Start
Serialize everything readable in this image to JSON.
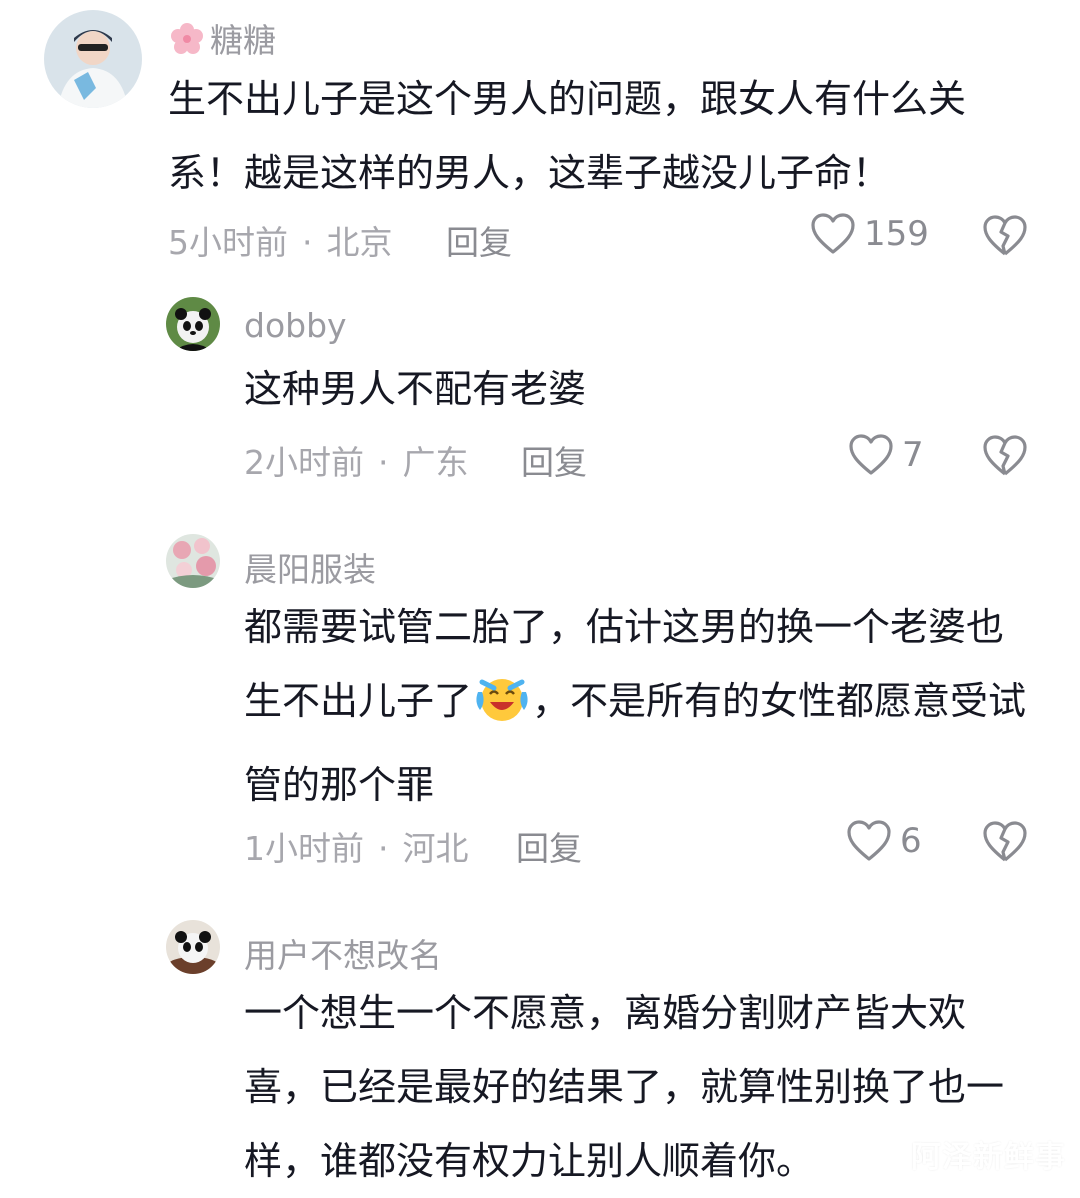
{
  "comments": [
    {
      "username": "糖糖",
      "text": "生不出儿子是这个男人的问题，跟女人有什么关系！越是这样的男人，这辈子越没儿子命！",
      "time": "5小时前",
      "location": "北京",
      "reply_label": "回复",
      "likes": "159",
      "avatar_icon": "user-photo-avatar"
    },
    {
      "username": "dobby",
      "text": "这种男人不配有老婆",
      "time": "2小时前",
      "location": "广东",
      "reply_label": "回复",
      "likes": "7",
      "avatar_icon": "panda-avatar"
    },
    {
      "username": "晨阳服装",
      "text_a": "都需要试管二胎了，估计这男的换一个老婆也生不出儿子了",
      "text_b": "，不是所有的女性都愿意受试管的那个罪",
      "time": "1小时前",
      "location": "河北",
      "reply_label": "回复",
      "likes": "6",
      "avatar_icon": "flower-photo-avatar",
      "emoji": "laughing-crying-emoji"
    },
    {
      "username": "用户不想改名",
      "text": "一个想生一个不愿意，离婚分割财产皆大欢喜，已经是最好的结果了，就算性别换了也一样，谁都没有权力让别人顺着你。",
      "avatar_icon": "panda-avatar-2"
    }
  ],
  "separator": "·",
  "watermark": "阿泽新鲜事",
  "colors": {
    "text": "#161823",
    "meta": "#a7a7ad",
    "username": "#9b9ba1",
    "icon": "#8a8b91"
  }
}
End
(What you need to do) Restate each of the entries above word for word and skip every image.

(Correct response)
Serialize everything readable in this image to JSON.
{
  "comments": [
    {
      "username": "糖糖",
      "text": "生不出儿子是这个男人的问题，跟女人有什么关系！越是这样的男人，这辈子越没儿子命！",
      "time": "5小时前",
      "location": "北京",
      "reply_label": "回复",
      "likes": "159",
      "avatar_icon": "user-photo-avatar"
    },
    {
      "username": "dobby",
      "text": "这种男人不配有老婆",
      "time": "2小时前",
      "location": "广东",
      "reply_label": "回复",
      "likes": "7",
      "avatar_icon": "panda-avatar"
    },
    {
      "username": "晨阳服装",
      "text_a": "都需要试管二胎了，估计这男的换一个老婆也生不出儿子了",
      "text_b": "，不是所有的女性都愿意受试管的那个罪",
      "time": "1小时前",
      "location": "河北",
      "reply_label": "回复",
      "likes": "6",
      "avatar_icon": "flower-photo-avatar",
      "emoji": "laughing-crying-emoji"
    },
    {
      "username": "用户不想改名",
      "text": "一个想生一个不愿意，离婚分割财产皆大欢喜，已经是最好的结果了，就算性别换了也一样，谁都没有权力让别人顺着你。",
      "avatar_icon": "panda-avatar-2"
    }
  ],
  "separator": "·",
  "watermark": "阿泽新鲜事",
  "colors": {
    "text": "#161823",
    "meta": "#a7a7ad",
    "username": "#9b9ba1",
    "icon": "#8a8b91"
  }
}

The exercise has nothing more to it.